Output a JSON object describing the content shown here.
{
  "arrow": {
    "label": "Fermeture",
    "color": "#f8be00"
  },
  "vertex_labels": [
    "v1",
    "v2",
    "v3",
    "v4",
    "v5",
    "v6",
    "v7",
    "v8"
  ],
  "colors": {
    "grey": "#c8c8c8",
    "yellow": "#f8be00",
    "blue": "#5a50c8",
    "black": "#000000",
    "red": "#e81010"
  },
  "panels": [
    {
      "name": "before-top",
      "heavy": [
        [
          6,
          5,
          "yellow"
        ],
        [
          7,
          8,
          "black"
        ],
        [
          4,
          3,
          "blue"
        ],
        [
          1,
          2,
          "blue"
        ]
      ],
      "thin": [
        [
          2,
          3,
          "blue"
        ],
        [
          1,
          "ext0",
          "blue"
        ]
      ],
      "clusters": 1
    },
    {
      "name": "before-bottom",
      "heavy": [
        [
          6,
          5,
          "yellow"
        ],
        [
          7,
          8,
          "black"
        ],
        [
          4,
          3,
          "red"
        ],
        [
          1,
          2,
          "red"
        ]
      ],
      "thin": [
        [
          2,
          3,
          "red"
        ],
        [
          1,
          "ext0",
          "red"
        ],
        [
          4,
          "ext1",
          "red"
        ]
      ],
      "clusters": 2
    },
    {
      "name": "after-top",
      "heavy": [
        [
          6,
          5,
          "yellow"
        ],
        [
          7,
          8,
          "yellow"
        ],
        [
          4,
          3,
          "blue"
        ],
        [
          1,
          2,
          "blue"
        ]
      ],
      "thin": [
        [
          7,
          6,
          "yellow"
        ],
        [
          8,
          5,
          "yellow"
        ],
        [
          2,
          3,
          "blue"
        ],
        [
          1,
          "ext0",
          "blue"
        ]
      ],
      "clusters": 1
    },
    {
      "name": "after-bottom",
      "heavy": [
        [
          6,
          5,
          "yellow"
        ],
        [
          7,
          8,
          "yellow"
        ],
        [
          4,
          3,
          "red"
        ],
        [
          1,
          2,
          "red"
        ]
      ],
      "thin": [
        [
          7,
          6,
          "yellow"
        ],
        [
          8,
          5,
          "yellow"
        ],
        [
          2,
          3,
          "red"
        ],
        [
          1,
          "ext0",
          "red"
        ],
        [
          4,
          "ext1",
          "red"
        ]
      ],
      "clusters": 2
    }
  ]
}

+ + + + +

From the listing above, pick out each line where the word "bottom" appears.

      "name": "before-bottom",
      "name": "after-bottom",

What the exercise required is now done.